(Stored records)
<<<<

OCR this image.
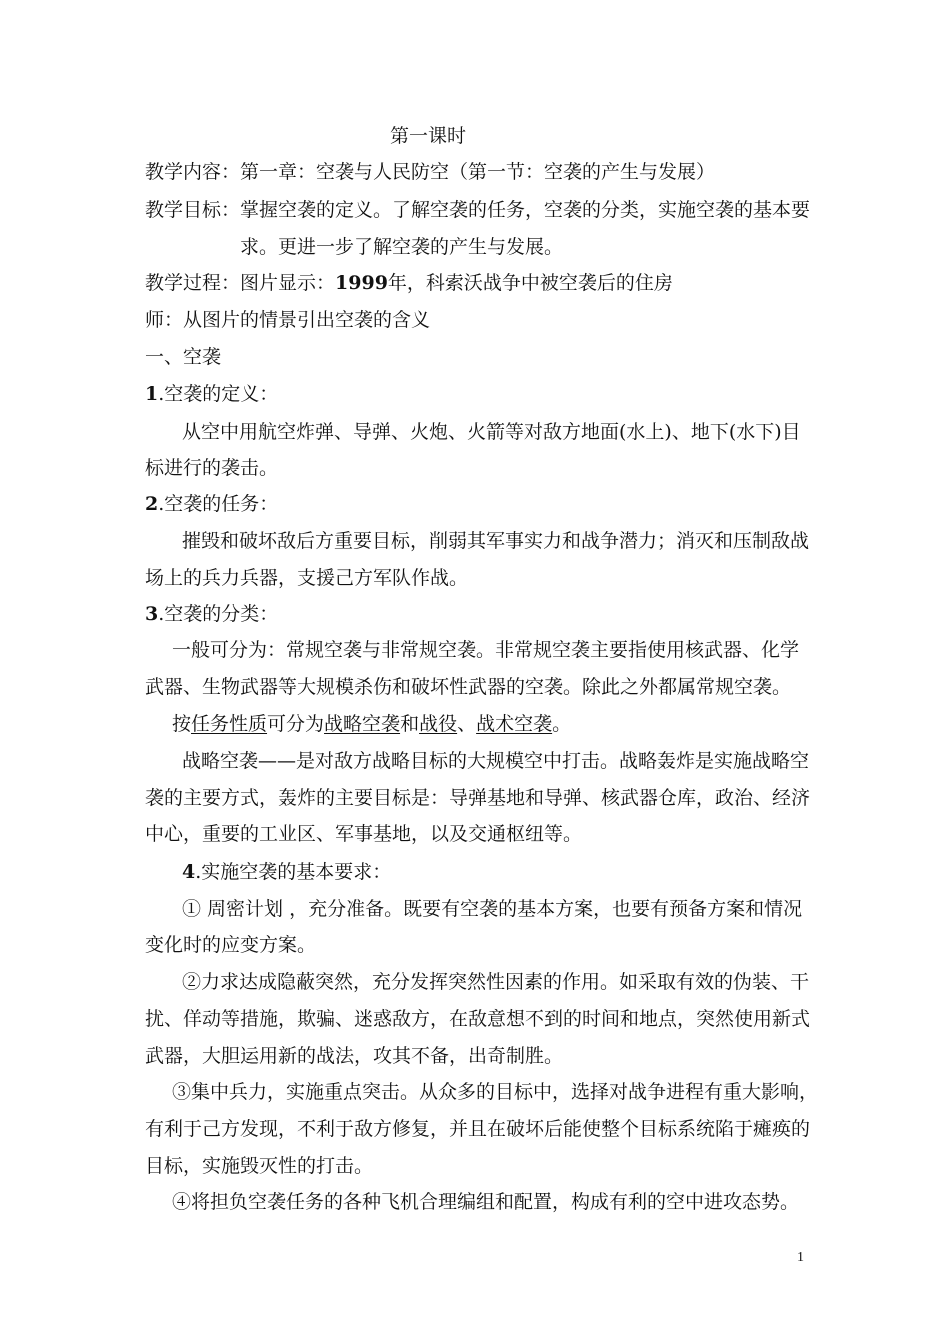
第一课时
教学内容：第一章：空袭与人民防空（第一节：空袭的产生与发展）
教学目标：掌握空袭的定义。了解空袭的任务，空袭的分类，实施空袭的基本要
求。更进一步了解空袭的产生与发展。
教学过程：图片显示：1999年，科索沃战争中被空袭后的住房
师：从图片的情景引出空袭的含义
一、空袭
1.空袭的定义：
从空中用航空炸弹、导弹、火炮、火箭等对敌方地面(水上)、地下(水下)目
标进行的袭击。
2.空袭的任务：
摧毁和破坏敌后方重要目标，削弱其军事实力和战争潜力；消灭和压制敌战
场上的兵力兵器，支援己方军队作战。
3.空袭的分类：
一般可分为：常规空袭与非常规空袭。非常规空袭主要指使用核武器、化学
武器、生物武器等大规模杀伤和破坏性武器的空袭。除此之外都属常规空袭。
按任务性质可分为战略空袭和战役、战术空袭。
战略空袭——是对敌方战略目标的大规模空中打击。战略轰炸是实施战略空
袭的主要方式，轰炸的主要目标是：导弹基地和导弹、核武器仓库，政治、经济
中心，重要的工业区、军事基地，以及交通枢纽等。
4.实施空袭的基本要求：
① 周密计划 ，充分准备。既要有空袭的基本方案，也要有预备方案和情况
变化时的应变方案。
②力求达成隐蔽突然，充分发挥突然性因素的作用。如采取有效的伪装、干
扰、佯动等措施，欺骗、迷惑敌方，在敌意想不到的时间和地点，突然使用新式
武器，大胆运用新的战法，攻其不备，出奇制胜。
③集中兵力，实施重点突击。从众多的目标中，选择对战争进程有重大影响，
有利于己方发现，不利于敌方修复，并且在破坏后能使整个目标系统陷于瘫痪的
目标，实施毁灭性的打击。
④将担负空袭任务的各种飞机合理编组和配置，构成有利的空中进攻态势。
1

>>>>

Restate the data above word for word. Skip every picture.

• Exercise response:
OCR this image.
第一课时
教学内容：第一章：空袭与人民防空（第一节：空袭的产生与发展）
教学目标：掌握空袭的定义。了解空袭的任务，空袭的分类，实施空袭的基本要
求。更进一步了解空袭的产生与发展。
教学过程：图片显示：1999年，科索沃战争中被空袭后的住房
师：从图片的情景引出空袭的含义
一、空袭
1.空袭的定义：
从空中用航空炸弹、导弹、火炮、火箭等对敌方地面(水上)、地下(水下)目
标进行的袭击。
2.空袭的任务：
摧毁和破坏敌后方重要目标，削弱其军事实力和战争潜力；消灭和压制敌战
场上的兵力兵器，支援己方军队作战。
3.空袭的分类：
一般可分为：常规空袭与非常规空袭。非常规空袭主要指使用核武器、化学
武器、生物武器等大规模杀伤和破坏性武器的空袭。除此之外都属常规空袭。
按任务性质可分为战略空袭和战役、战术空袭。
战略空袭——是对敌方战略目标的大规模空中打击。战略轰炸是实施战略空
袭的主要方式，轰炸的主要目标是：导弹基地和导弹、核武器仓库，政治、经济
中心，重要的工业区、军事基地，以及交通枢纽等。
4.实施空袭的基本要求：
① 周密计划 ，充分准备。既要有空袭的基本方案，也要有预备方案和情况
变化时的应变方案。
②力求达成隐蔽突然，充分发挥突然性因素的作用。如采取有效的伪装、干
扰、佯动等措施，欺骗、迷惑敌方，在敌意想不到的时间和地点，突然使用新式
武器，大胆运用新的战法，攻其不备，出奇制胜。
③集中兵力，实施重点突击。从众多的目标中，选择对战争进程有重大影响，
有利于己方发现，不利于敌方修复，并且在破坏后能使整个目标系统陷于瘫痪的
目标，实施毁灭性的打击。
④将担负空袭任务的各种飞机合理编组和配置，构成有利的空中进攻态势。
1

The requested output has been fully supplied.